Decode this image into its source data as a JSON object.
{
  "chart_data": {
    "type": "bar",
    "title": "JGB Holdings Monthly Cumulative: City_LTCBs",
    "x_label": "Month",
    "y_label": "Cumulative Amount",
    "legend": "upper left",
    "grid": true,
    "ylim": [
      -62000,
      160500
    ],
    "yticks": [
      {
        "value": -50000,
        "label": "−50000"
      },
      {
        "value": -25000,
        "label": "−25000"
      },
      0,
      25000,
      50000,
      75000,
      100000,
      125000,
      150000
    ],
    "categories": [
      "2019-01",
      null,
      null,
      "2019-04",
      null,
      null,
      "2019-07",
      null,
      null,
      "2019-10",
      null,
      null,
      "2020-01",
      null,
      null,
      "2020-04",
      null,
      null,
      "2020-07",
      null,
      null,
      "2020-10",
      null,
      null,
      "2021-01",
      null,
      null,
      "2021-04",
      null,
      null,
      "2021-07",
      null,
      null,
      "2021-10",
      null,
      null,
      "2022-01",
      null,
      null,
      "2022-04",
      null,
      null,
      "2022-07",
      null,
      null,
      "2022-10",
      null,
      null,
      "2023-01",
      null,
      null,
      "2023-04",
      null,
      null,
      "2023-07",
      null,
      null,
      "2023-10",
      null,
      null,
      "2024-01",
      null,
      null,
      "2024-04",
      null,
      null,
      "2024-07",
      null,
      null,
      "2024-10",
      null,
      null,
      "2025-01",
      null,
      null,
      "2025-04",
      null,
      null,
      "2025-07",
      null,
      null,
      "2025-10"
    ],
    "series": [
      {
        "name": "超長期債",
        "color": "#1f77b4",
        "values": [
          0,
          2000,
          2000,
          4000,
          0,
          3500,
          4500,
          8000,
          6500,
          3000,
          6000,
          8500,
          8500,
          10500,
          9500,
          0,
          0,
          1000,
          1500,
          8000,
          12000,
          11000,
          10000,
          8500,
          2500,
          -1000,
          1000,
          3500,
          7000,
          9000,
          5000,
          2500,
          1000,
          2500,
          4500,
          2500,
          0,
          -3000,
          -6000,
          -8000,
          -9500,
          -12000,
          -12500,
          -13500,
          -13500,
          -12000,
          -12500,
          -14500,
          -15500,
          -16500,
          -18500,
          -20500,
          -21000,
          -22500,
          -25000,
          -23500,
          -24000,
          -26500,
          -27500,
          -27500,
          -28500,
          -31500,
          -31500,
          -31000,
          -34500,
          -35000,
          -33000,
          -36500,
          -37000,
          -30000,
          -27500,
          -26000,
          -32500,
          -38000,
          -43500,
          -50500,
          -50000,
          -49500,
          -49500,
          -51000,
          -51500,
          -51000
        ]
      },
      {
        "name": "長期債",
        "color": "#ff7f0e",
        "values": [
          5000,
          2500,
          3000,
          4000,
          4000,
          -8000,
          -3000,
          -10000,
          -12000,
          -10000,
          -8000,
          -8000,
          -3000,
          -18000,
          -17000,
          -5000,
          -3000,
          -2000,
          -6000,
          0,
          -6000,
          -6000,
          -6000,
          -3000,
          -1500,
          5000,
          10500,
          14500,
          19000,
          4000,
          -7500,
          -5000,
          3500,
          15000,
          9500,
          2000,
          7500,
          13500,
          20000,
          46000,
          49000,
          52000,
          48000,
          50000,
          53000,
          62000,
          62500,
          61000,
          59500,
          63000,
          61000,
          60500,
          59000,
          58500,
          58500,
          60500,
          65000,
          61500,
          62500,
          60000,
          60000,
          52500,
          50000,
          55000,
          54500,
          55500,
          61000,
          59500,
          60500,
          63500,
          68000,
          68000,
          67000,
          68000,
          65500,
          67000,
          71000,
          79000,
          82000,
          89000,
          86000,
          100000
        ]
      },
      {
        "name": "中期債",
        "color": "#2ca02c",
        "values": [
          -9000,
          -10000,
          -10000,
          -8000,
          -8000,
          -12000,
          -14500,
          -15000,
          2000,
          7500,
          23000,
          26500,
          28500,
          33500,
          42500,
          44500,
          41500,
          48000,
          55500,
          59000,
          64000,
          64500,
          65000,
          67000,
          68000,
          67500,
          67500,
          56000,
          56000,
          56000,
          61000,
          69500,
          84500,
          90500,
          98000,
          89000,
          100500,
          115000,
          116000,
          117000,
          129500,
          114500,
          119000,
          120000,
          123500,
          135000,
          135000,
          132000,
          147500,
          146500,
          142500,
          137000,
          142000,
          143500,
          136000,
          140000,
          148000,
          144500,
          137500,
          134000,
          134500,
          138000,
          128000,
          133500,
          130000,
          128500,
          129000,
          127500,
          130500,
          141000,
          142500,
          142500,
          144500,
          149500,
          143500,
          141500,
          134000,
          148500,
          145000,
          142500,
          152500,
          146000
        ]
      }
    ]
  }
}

○ ○ ○ ○ ○ ○ ○

* [Problem] Write out the entries above word for word.

* [Full solution]
Decode this image into its source data as a JSON object.
{
  "chart_data": {
    "type": "bar",
    "title": "JGB Holdings Monthly Cumulative: City_LTCBs",
    "x_label": "Month",
    "y_label": "Cumulative Amount",
    "legend": "upper left",
    "grid": true,
    "ylim": [
      -62000,
      160500
    ],
    "yticks": [
      {
        "value": -50000,
        "label": "−50000"
      },
      {
        "value": -25000,
        "label": "−25000"
      },
      0,
      25000,
      50000,
      75000,
      100000,
      125000,
      150000
    ],
    "categories": [
      "2019-01",
      null,
      null,
      "2019-04",
      null,
      null,
      "2019-07",
      null,
      null,
      "2019-10",
      null,
      null,
      "2020-01",
      null,
      null,
      "2020-04",
      null,
      null,
      "2020-07",
      null,
      null,
      "2020-10",
      null,
      null,
      "2021-01",
      null,
      null,
      "2021-04",
      null,
      null,
      "2021-07",
      null,
      null,
      "2021-10",
      null,
      null,
      "2022-01",
      null,
      null,
      "2022-04",
      null,
      null,
      "2022-07",
      null,
      null,
      "2022-10",
      null,
      null,
      "2023-01",
      null,
      null,
      "2023-04",
      null,
      null,
      "2023-07",
      null,
      null,
      "2023-10",
      null,
      null,
      "2024-01",
      null,
      null,
      "2024-04",
      null,
      null,
      "2024-07",
      null,
      null,
      "2024-10",
      null,
      null,
      "2025-01",
      null,
      null,
      "2025-04",
      null,
      null,
      "2025-07",
      null,
      null,
      "2025-10"
    ],
    "series": [
      {
        "name": "超長期債",
        "color": "#1f77b4",
        "values": [
          0,
          2000,
          2000,
          4000,
          0,
          3500,
          4500,
          8000,
          6500,
          3000,
          6000,
          8500,
          8500,
          10500,
          9500,
          0,
          0,
          1000,
          1500,
          8000,
          12000,
          11000,
          10000,
          8500,
          2500,
          -1000,
          1000,
          3500,
          7000,
          9000,
          5000,
          2500,
          1000,
          2500,
          4500,
          2500,
          0,
          -3000,
          -6000,
          -8000,
          -9500,
          -12000,
          -12500,
          -13500,
          -13500,
          -12000,
          -12500,
          -14500,
          -15500,
          -16500,
          -18500,
          -20500,
          -21000,
          -22500,
          -25000,
          -23500,
          -24000,
          -26500,
          -27500,
          -27500,
          -28500,
          -31500,
          -31500,
          -31000,
          -34500,
          -35000,
          -33000,
          -36500,
          -37000,
          -30000,
          -27500,
          -26000,
          -32500,
          -38000,
          -43500,
          -50500,
          -50000,
          -49500,
          -49500,
          -51000,
          -51500,
          -51000
        ]
      },
      {
        "name": "長期債",
        "color": "#ff7f0e",
        "values": [
          5000,
          2500,
          3000,
          4000,
          4000,
          -8000,
          -3000,
          -10000,
          -12000,
          -10000,
          -8000,
          -8000,
          -3000,
          -18000,
          -17000,
          -5000,
          -3000,
          -2000,
          -6000,
          0,
          -6000,
          -6000,
          -6000,
          -3000,
          -1500,
          5000,
          10500,
          14500,
          19000,
          4000,
          -7500,
          -5000,
          3500,
          15000,
          9500,
          2000,
          7500,
          13500,
          20000,
          46000,
          49000,
          52000,
          48000,
          50000,
          53000,
          62000,
          62500,
          61000,
          59500,
          63000,
          61000,
          60500,
          59000,
          58500,
          58500,
          60500,
          65000,
          61500,
          62500,
          60000,
          60000,
          52500,
          50000,
          55000,
          54500,
          55500,
          61000,
          59500,
          60500,
          63500,
          68000,
          68000,
          67000,
          68000,
          65500,
          67000,
          71000,
          79000,
          82000,
          89000,
          86000,
          100000
        ]
      },
      {
        "name": "中期債",
        "color": "#2ca02c",
        "values": [
          -9000,
          -10000,
          -10000,
          -8000,
          -8000,
          -12000,
          -14500,
          -15000,
          2000,
          7500,
          23000,
          26500,
          28500,
          33500,
          42500,
          44500,
          41500,
          48000,
          55500,
          59000,
          64000,
          64500,
          65000,
          67000,
          68000,
          67500,
          67500,
          56000,
          56000,
          56000,
          61000,
          69500,
          84500,
          90500,
          98000,
          89000,
          100500,
          115000,
          116000,
          117000,
          129500,
          114500,
          119000,
          120000,
          123500,
          135000,
          135000,
          132000,
          147500,
          146500,
          142500,
          137000,
          142000,
          143500,
          136000,
          140000,
          148000,
          144500,
          137500,
          134000,
          134500,
          138000,
          128000,
          133500,
          130000,
          128500,
          129000,
          127500,
          130500,
          141000,
          142500,
          142500,
          144500,
          149500,
          143500,
          141500,
          134000,
          148500,
          145000,
          142500,
          152500,
          146000
        ]
      }
    ]
  }
}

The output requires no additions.